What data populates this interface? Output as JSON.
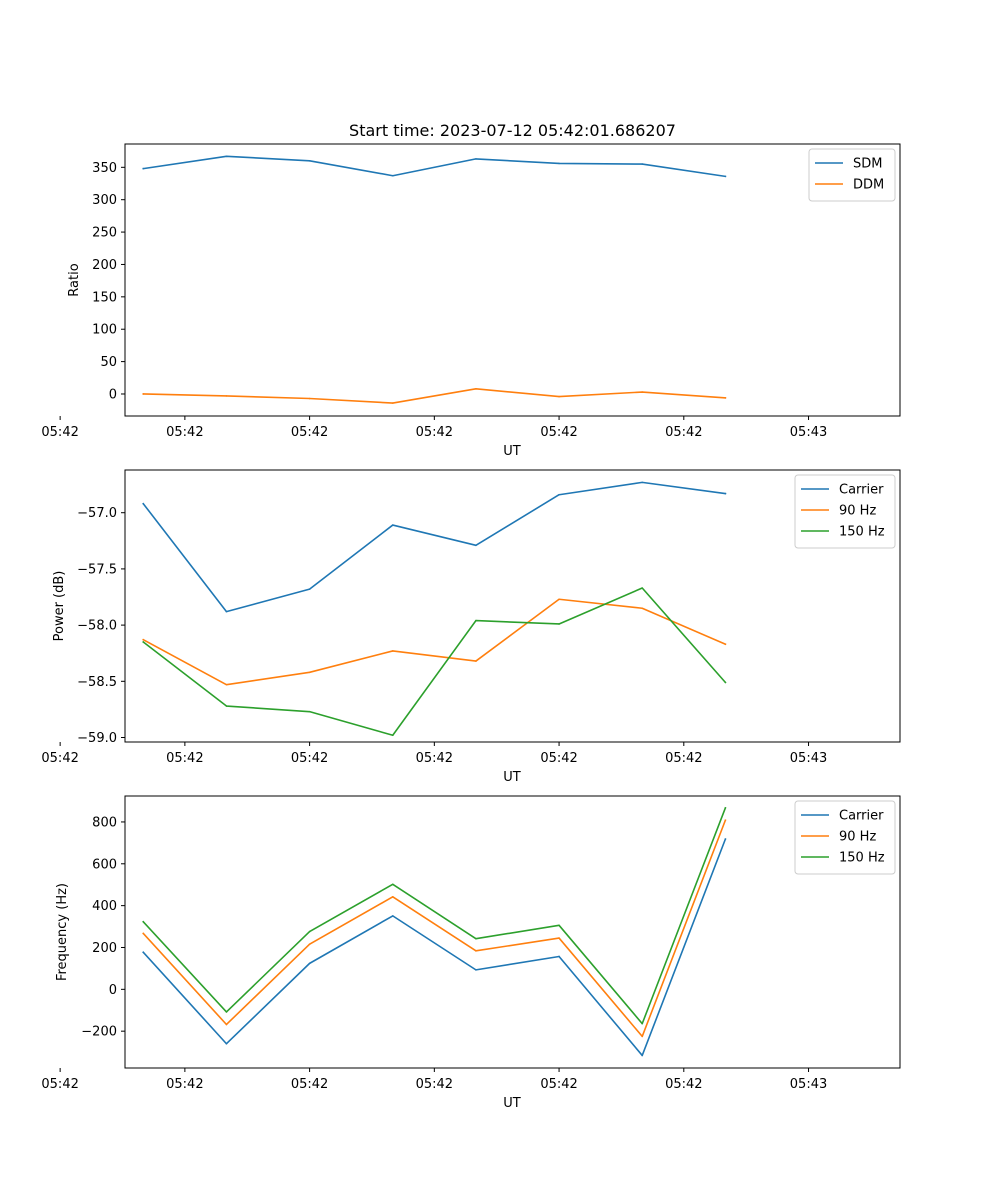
{
  "figure_title": "Start time: 2023-07-12 05:42:01.686207",
  "colors": {
    "blue": "#1f77b4",
    "orange": "#ff7f0e",
    "green": "#2ca02c"
  },
  "chart_data": [
    {
      "type": "line",
      "title": "Start time: 2023-07-12 05:42:01.686207",
      "xlabel": "UT",
      "ylabel": "Ratio",
      "x": [
        1,
        2,
        3,
        4,
        5,
        6,
        7,
        8
      ],
      "xlim": [
        0.78,
        10.1
      ],
      "ylim": [
        -34,
        386
      ],
      "xticks": [
        {
          "pos": 0.0,
          "label": "05:42"
        },
        {
          "pos": 1.5,
          "label": "05:42"
        },
        {
          "pos": 3.0,
          "label": "05:42"
        },
        {
          "pos": 4.5,
          "label": "05:42"
        },
        {
          "pos": 6.0,
          "label": "05:42"
        },
        {
          "pos": 7.5,
          "label": "05:42"
        },
        {
          "pos": 9.0,
          "label": "05:43"
        }
      ],
      "yticks": [
        0,
        50,
        100,
        150,
        200,
        250,
        300,
        350
      ],
      "legend_position": "top-right",
      "series": [
        {
          "name": "SDM",
          "color": "#1f77b4",
          "values": [
            348,
            367,
            360,
            337,
            363,
            356,
            355,
            336
          ]
        },
        {
          "name": "DDM",
          "color": "#ff7f0e",
          "values": [
            0,
            -3,
            -7,
            -14,
            8,
            -4,
            3,
            -6
          ]
        }
      ]
    },
    {
      "type": "line",
      "title": "",
      "xlabel": "UT",
      "ylabel": "Power (dB)",
      "x": [
        1,
        2,
        3,
        4,
        5,
        6,
        7,
        8
      ],
      "xlim": [
        0.78,
        10.1
      ],
      "ylim": [
        -59.04,
        -56.62
      ],
      "xticks": [
        {
          "pos": 0.0,
          "label": "05:42"
        },
        {
          "pos": 1.5,
          "label": "05:42"
        },
        {
          "pos": 3.0,
          "label": "05:42"
        },
        {
          "pos": 4.5,
          "label": "05:42"
        },
        {
          "pos": 6.0,
          "label": "05:42"
        },
        {
          "pos": 7.5,
          "label": "05:42"
        },
        {
          "pos": 9.0,
          "label": "05:43"
        }
      ],
      "yticks": [
        -59.0,
        -58.5,
        -58.0,
        -57.5,
        -57.0
      ],
      "ytick_labels": [
        "−59.0",
        "−58.5",
        "−58.0",
        "−57.5",
        "−57.0"
      ],
      "legend_position": "top-right",
      "series": [
        {
          "name": "Carrier",
          "color": "#1f77b4",
          "values": [
            -56.92,
            -57.88,
            -57.68,
            -57.11,
            -57.29,
            -56.84,
            -56.73,
            -56.83
          ]
        },
        {
          "name": "90 Hz",
          "color": "#ff7f0e",
          "values": [
            -58.13,
            -58.53,
            -58.42,
            -58.23,
            -58.32,
            -57.77,
            -57.85,
            -58.17
          ]
        },
        {
          "name": "150 Hz",
          "color": "#2ca02c",
          "values": [
            -58.15,
            -58.72,
            -58.77,
            -58.98,
            -57.96,
            -57.99,
            -57.67,
            -58.51
          ]
        }
      ]
    },
    {
      "type": "line",
      "title": "",
      "xlabel": "UT",
      "ylabel": "Frequency (Hz)",
      "x": [
        1,
        2,
        3,
        4,
        5,
        6,
        7,
        8
      ],
      "xlim": [
        0.78,
        10.1
      ],
      "ylim": [
        -376,
        924
      ],
      "xticks": [
        {
          "pos": 0.0,
          "label": "05:42"
        },
        {
          "pos": 1.5,
          "label": "05:42"
        },
        {
          "pos": 3.0,
          "label": "05:42"
        },
        {
          "pos": 4.5,
          "label": "05:42"
        },
        {
          "pos": 6.0,
          "label": "05:42"
        },
        {
          "pos": 7.5,
          "label": "05:42"
        },
        {
          "pos": 9.0,
          "label": "05:43"
        }
      ],
      "yticks": [
        -200,
        0,
        200,
        400,
        600,
        800
      ],
      "ytick_labels": [
        "−200",
        "0",
        "200",
        "400",
        "600",
        "800"
      ],
      "legend_position": "top-right",
      "series": [
        {
          "name": "Carrier",
          "color": "#1f77b4",
          "values": [
            177,
            -260,
            124,
            351,
            93,
            157,
            -316,
            718
          ]
        },
        {
          "name": "90 Hz",
          "color": "#ff7f0e",
          "values": [
            267,
            -168,
            216,
            442,
            184,
            245,
            -225,
            808
          ]
        },
        {
          "name": "150 Hz",
          "color": "#2ca02c",
          "values": [
            323,
            -108,
            276,
            502,
            242,
            306,
            -164,
            867
          ]
        }
      ]
    }
  ]
}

Work to do:
Write the records out again in full, exactly, and skip every picture.

Solution for this task:
What data populates this interface? Output as JSON.
{
  "figure_title": "Start time: 2023-07-12 05:42:01.686207",
  "colors": {
    "blue": "#1f77b4",
    "orange": "#ff7f0e",
    "green": "#2ca02c"
  },
  "chart_data": [
    {
      "type": "line",
      "title": "Start time: 2023-07-12 05:42:01.686207",
      "xlabel": "UT",
      "ylabel": "Ratio",
      "x": [
        1,
        2,
        3,
        4,
        5,
        6,
        7,
        8
      ],
      "xlim": [
        0.78,
        10.1
      ],
      "ylim": [
        -34,
        386
      ],
      "xticks": [
        {
          "pos": 0.0,
          "label": "05:42"
        },
        {
          "pos": 1.5,
          "label": "05:42"
        },
        {
          "pos": 3.0,
          "label": "05:42"
        },
        {
          "pos": 4.5,
          "label": "05:42"
        },
        {
          "pos": 6.0,
          "label": "05:42"
        },
        {
          "pos": 7.5,
          "label": "05:42"
        },
        {
          "pos": 9.0,
          "label": "05:43"
        }
      ],
      "yticks": [
        0,
        50,
        100,
        150,
        200,
        250,
        300,
        350
      ],
      "legend_position": "top-right",
      "series": [
        {
          "name": "SDM",
          "color": "#1f77b4",
          "values": [
            348,
            367,
            360,
            337,
            363,
            356,
            355,
            336
          ]
        },
        {
          "name": "DDM",
          "color": "#ff7f0e",
          "values": [
            0,
            -3,
            -7,
            -14,
            8,
            -4,
            3,
            -6
          ]
        }
      ]
    },
    {
      "type": "line",
      "title": "",
      "xlabel": "UT",
      "ylabel": "Power (dB)",
      "x": [
        1,
        2,
        3,
        4,
        5,
        6,
        7,
        8
      ],
      "xlim": [
        0.78,
        10.1
      ],
      "ylim": [
        -59.04,
        -56.62
      ],
      "xticks": [
        {
          "pos": 0.0,
          "label": "05:42"
        },
        {
          "pos": 1.5,
          "label": "05:42"
        },
        {
          "pos": 3.0,
          "label": "05:42"
        },
        {
          "pos": 4.5,
          "label": "05:42"
        },
        {
          "pos": 6.0,
          "label": "05:42"
        },
        {
          "pos": 7.5,
          "label": "05:42"
        },
        {
          "pos": 9.0,
          "label": "05:43"
        }
      ],
      "yticks": [
        -59.0,
        -58.5,
        -58.0,
        -57.5,
        -57.0
      ],
      "ytick_labels": [
        "−59.0",
        "−58.5",
        "−58.0",
        "−57.5",
        "−57.0"
      ],
      "legend_position": "top-right",
      "series": [
        {
          "name": "Carrier",
          "color": "#1f77b4",
          "values": [
            -56.92,
            -57.88,
            -57.68,
            -57.11,
            -57.29,
            -56.84,
            -56.73,
            -56.83
          ]
        },
        {
          "name": "90 Hz",
          "color": "#ff7f0e",
          "values": [
            -58.13,
            -58.53,
            -58.42,
            -58.23,
            -58.32,
            -57.77,
            -57.85,
            -58.17
          ]
        },
        {
          "name": "150 Hz",
          "color": "#2ca02c",
          "values": [
            -58.15,
            -58.72,
            -58.77,
            -58.98,
            -57.96,
            -57.99,
            -57.67,
            -58.51
          ]
        }
      ]
    },
    {
      "type": "line",
      "title": "",
      "xlabel": "UT",
      "ylabel": "Frequency (Hz)",
      "x": [
        1,
        2,
        3,
        4,
        5,
        6,
        7,
        8
      ],
      "xlim": [
        0.78,
        10.1
      ],
      "ylim": [
        -376,
        924
      ],
      "xticks": [
        {
          "pos": 0.0,
          "label": "05:42"
        },
        {
          "pos": 1.5,
          "label": "05:42"
        },
        {
          "pos": 3.0,
          "label": "05:42"
        },
        {
          "pos": 4.5,
          "label": "05:42"
        },
        {
          "pos": 6.0,
          "label": "05:42"
        },
        {
          "pos": 7.5,
          "label": "05:42"
        },
        {
          "pos": 9.0,
          "label": "05:43"
        }
      ],
      "yticks": [
        -200,
        0,
        200,
        400,
        600,
        800
      ],
      "ytick_labels": [
        "−200",
        "0",
        "200",
        "400",
        "600",
        "800"
      ],
      "legend_position": "top-right",
      "series": [
        {
          "name": "Carrier",
          "color": "#1f77b4",
          "values": [
            177,
            -260,
            124,
            351,
            93,
            157,
            -316,
            718
          ]
        },
        {
          "name": "90 Hz",
          "color": "#ff7f0e",
          "values": [
            267,
            -168,
            216,
            442,
            184,
            245,
            -225,
            808
          ]
        },
        {
          "name": "150 Hz",
          "color": "#2ca02c",
          "values": [
            323,
            -108,
            276,
            502,
            242,
            306,
            -164,
            867
          ]
        }
      ]
    }
  ]
}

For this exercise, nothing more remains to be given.